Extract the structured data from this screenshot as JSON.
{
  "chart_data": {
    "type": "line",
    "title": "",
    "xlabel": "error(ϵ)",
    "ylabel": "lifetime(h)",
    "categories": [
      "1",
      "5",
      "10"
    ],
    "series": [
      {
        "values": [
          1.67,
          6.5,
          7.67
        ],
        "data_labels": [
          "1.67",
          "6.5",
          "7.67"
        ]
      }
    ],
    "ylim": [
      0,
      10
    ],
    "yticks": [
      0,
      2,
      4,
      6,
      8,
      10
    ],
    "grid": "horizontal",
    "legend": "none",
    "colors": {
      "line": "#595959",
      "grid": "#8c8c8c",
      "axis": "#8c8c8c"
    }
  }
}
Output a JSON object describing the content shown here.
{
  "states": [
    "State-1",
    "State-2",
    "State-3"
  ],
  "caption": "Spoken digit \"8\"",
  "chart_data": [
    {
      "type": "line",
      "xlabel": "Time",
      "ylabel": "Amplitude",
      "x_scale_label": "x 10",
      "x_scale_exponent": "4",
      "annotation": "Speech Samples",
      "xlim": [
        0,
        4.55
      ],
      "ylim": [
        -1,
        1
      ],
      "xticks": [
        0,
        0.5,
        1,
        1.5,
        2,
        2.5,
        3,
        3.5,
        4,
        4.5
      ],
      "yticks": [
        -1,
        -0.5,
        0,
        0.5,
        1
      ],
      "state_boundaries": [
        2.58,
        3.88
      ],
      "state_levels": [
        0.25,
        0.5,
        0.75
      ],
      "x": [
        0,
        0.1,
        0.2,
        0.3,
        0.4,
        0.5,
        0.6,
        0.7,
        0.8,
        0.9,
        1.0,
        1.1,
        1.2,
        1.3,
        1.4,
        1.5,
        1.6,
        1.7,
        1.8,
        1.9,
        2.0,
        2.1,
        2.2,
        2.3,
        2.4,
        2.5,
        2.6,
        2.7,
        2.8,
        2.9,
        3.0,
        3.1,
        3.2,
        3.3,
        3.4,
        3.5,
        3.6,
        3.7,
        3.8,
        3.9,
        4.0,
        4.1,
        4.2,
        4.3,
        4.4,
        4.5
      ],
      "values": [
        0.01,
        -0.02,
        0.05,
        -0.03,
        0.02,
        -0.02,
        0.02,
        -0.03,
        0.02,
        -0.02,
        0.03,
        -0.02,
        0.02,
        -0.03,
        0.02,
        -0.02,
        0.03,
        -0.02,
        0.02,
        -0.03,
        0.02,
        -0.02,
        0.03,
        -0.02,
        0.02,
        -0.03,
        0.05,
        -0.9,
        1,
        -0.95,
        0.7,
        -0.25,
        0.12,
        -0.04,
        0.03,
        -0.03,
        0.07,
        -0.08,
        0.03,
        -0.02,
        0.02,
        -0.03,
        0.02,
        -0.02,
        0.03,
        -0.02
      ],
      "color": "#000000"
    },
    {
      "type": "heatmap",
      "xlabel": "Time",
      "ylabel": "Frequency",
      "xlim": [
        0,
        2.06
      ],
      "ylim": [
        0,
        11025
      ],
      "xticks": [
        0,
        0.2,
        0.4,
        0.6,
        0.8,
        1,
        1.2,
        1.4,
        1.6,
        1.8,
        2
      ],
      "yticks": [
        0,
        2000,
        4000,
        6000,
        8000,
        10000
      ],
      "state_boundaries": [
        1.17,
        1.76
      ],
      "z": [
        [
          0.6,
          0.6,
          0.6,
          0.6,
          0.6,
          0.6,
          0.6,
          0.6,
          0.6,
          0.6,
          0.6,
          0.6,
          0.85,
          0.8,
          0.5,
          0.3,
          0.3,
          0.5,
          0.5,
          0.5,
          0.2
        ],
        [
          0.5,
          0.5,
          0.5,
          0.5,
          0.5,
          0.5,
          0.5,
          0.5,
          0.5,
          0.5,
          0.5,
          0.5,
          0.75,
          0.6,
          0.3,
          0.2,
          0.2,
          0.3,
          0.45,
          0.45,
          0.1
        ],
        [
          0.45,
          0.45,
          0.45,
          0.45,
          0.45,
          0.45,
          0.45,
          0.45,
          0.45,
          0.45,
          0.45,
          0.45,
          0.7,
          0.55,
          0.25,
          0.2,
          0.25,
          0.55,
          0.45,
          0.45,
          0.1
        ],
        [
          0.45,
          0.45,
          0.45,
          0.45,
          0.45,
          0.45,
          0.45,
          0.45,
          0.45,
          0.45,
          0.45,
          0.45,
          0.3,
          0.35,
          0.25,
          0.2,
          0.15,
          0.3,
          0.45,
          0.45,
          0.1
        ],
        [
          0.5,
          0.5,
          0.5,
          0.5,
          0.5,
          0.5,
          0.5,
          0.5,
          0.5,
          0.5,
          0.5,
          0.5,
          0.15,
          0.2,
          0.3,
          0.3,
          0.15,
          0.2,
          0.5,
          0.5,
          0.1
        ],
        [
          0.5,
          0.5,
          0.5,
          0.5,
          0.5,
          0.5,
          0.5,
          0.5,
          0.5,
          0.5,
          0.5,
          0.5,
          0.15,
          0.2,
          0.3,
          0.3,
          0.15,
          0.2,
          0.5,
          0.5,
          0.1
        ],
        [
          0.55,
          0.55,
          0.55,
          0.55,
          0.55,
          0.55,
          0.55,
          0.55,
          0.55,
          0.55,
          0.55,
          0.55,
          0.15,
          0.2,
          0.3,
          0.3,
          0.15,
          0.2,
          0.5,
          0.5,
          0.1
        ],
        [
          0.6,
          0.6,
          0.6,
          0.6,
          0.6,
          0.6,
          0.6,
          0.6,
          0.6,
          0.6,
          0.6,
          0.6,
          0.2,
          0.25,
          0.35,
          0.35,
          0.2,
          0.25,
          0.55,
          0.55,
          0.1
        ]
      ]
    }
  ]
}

........

» **Work to be completed**
The data above must be returned in full, exactly as written.

» **Written answer**
Extract the structured data from this screenshot as JSON.
{
  "chart_data": {
    "type": "line",
    "title": "",
    "xlabel": "error(ϵ)",
    "ylabel": "lifetime(h)",
    "categories": [
      "1",
      "5",
      "10"
    ],
    "series": [
      {
        "values": [
          1.67,
          6.5,
          7.67
        ],
        "data_labels": [
          "1.67",
          "6.5",
          "7.67"
        ]
      }
    ],
    "ylim": [
      0,
      10
    ],
    "yticks": [
      0,
      2,
      4,
      6,
      8,
      10
    ],
    "grid": "horizontal",
    "legend": "none",
    "colors": {
      "line": "#595959",
      "grid": "#8c8c8c",
      "axis": "#8c8c8c"
    }
  }
}
Output a JSON object describing the content shown here.
{
  "states": [
    "State-1",
    "State-2",
    "State-3"
  ],
  "caption": "Spoken digit \"8\"",
  "chart_data": [
    {
      "type": "line",
      "xlabel": "Time",
      "ylabel": "Amplitude",
      "x_scale_label": "x 10",
      "x_scale_exponent": "4",
      "annotation": "Speech Samples",
      "xlim": [
        0,
        4.55
      ],
      "ylim": [
        -1,
        1
      ],
      "xticks": [
        0,
        0.5,
        1,
        1.5,
        2,
        2.5,
        3,
        3.5,
        4,
        4.5
      ],
      "yticks": [
        -1,
        -0.5,
        0,
        0.5,
        1
      ],
      "state_boundaries": [
        2.58,
        3.88
      ],
      "state_levels": [
        0.25,
        0.5,
        0.75
      ],
      "x": [
        0,
        0.1,
        0.2,
        0.3,
        0.4,
        0.5,
        0.6,
        0.7,
        0.8,
        0.9,
        1.0,
        1.1,
        1.2,
        1.3,
        1.4,
        1.5,
        1.6,
        1.7,
        1.8,
        1.9,
        2.0,
        2.1,
        2.2,
        2.3,
        2.4,
        2.5,
        2.6,
        2.7,
        2.8,
        2.9,
        3.0,
        3.1,
        3.2,
        3.3,
        3.4,
        3.5,
        3.6,
        3.7,
        3.8,
        3.9,
        4.0,
        4.1,
        4.2,
        4.3,
        4.4,
        4.5
      ],
      "values": [
        0.01,
        -0.02,
        0.05,
        -0.03,
        0.02,
        -0.02,
        0.02,
        -0.03,
        0.02,
        -0.02,
        0.03,
        -0.02,
        0.02,
        -0.03,
        0.02,
        -0.02,
        0.03,
        -0.02,
        0.02,
        -0.03,
        0.02,
        -0.02,
        0.03,
        -0.02,
        0.02,
        -0.03,
        0.05,
        -0.9,
        1,
        -0.95,
        0.7,
        -0.25,
        0.12,
        -0.04,
        0.03,
        -0.03,
        0.07,
        -0.08,
        0.03,
        -0.02,
        0.02,
        -0.03,
        0.02,
        -0.02,
        0.03,
        -0.02
      ],
      "color": "#000000"
    },
    {
      "type": "heatmap",
      "xlabel": "Time",
      "ylabel": "Frequency",
      "xlim": [
        0,
        2.06
      ],
      "ylim": [
        0,
        11025
      ],
      "xticks": [
        0,
        0.2,
        0.4,
        0.6,
        0.8,
        1,
        1.2,
        1.4,
        1.6,
        1.8,
        2
      ],
      "yticks": [
        0,
        2000,
        4000,
        6000,
        8000,
        10000
      ],
      "state_boundaries": [
        1.17,
        1.76
      ],
      "z": [
        [
          0.6,
          0.6,
          0.6,
          0.6,
          0.6,
          0.6,
          0.6,
          0.6,
          0.6,
          0.6,
          0.6,
          0.6,
          0.85,
          0.8,
          0.5,
          0.3,
          0.3,
          0.5,
          0.5,
          0.5,
          0.2
        ],
        [
          0.5,
          0.5,
          0.5,
          0.5,
          0.5,
          0.5,
          0.5,
          0.5,
          0.5,
          0.5,
          0.5,
          0.5,
          0.75,
          0.6,
          0.3,
          0.2,
          0.2,
          0.3,
          0.45,
          0.45,
          0.1
        ],
        [
          0.45,
          0.45,
          0.45,
          0.45,
          0.45,
          0.45,
          0.45,
          0.45,
          0.45,
          0.45,
          0.45,
          0.45,
          0.7,
          0.55,
          0.25,
          0.2,
          0.25,
          0.55,
          0.45,
          0.45,
          0.1
        ],
        [
          0.45,
          0.45,
          0.45,
          0.45,
          0.45,
          0.45,
          0.45,
          0.45,
          0.45,
          0.45,
          0.45,
          0.45,
          0.3,
          0.35,
          0.25,
          0.2,
          0.15,
          0.3,
          0.45,
          0.45,
          0.1
        ],
        [
          0.5,
          0.5,
          0.5,
          0.5,
          0.5,
          0.5,
          0.5,
          0.5,
          0.5,
          0.5,
          0.5,
          0.5,
          0.15,
          0.2,
          0.3,
          0.3,
          0.15,
          0.2,
          0.5,
          0.5,
          0.1
        ],
        [
          0.5,
          0.5,
          0.5,
          0.5,
          0.5,
          0.5,
          0.5,
          0.5,
          0.5,
          0.5,
          0.5,
          0.5,
          0.15,
          0.2,
          0.3,
          0.3,
          0.15,
          0.2,
          0.5,
          0.5,
          0.1
        ],
        [
          0.55,
          0.55,
          0.55,
          0.55,
          0.55,
          0.55,
          0.55,
          0.55,
          0.55,
          0.55,
          0.55,
          0.55,
          0.15,
          0.2,
          0.3,
          0.3,
          0.15,
          0.2,
          0.5,
          0.5,
          0.1
        ],
        [
          0.6,
          0.6,
          0.6,
          0.6,
          0.6,
          0.6,
          0.6,
          0.6,
          0.6,
          0.6,
          0.6,
          0.6,
          0.2,
          0.25,
          0.35,
          0.35,
          0.2,
          0.25,
          0.55,
          0.55,
          0.1
        ]
      ]
    }
  ]
}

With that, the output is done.